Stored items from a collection
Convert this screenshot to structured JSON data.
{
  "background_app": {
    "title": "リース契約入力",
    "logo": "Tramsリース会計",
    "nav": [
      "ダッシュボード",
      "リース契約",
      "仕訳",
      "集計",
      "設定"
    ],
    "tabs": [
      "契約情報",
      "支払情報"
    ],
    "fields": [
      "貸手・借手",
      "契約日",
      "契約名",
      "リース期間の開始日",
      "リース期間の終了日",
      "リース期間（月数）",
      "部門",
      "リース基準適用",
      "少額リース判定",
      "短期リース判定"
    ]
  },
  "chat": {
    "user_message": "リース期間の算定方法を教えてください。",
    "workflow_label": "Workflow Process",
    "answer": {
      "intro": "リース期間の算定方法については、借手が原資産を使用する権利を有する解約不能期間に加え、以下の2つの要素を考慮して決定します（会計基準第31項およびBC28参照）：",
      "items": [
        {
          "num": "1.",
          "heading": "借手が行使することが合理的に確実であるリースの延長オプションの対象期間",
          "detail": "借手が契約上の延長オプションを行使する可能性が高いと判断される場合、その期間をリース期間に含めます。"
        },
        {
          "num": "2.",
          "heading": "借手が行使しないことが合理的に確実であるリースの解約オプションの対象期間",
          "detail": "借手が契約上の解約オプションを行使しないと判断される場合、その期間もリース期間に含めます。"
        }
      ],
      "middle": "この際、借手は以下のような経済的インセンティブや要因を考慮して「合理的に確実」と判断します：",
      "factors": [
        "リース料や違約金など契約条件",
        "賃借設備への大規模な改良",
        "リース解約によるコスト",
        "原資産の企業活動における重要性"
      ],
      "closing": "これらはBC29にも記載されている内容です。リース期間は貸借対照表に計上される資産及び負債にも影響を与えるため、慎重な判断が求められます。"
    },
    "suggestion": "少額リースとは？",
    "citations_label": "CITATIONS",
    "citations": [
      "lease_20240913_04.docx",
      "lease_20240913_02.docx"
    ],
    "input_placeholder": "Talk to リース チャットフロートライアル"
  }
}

— WORK TO DO —
Your answer should be a single number: the count of lines in the material above that contain "detail".

— THE SOLUTION —
2